— start of RECORDS FOR PROCESSING —
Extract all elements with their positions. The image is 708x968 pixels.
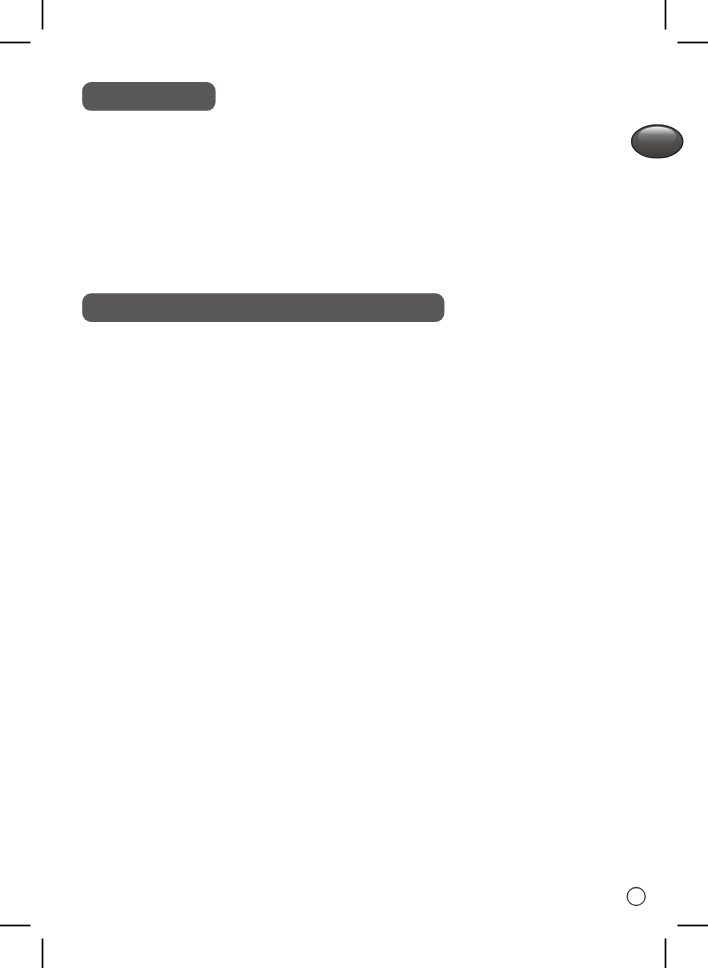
button[interactable]: Title [82, 82, 215, 111]
button[interactable]: Content [82, 293, 444, 322]
button[interactable]: More options [626, 887, 646, 907]
button[interactable]: Action [632, 125, 683, 158]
— end of RECORDS FOR PROCESSING —
Copy the rows again with "positions" swapped for "locations" everywhere and nothing else changed. Leave out the pictures.

§ REPLY:
Extract all elements with their locations. The image is 708x968 pixels.
button[interactable]: Title [82, 82, 215, 111]
button[interactable]: Content [82, 293, 444, 322]
button[interactable]: More options [626, 887, 646, 907]
button[interactable]: Action [632, 125, 683, 158]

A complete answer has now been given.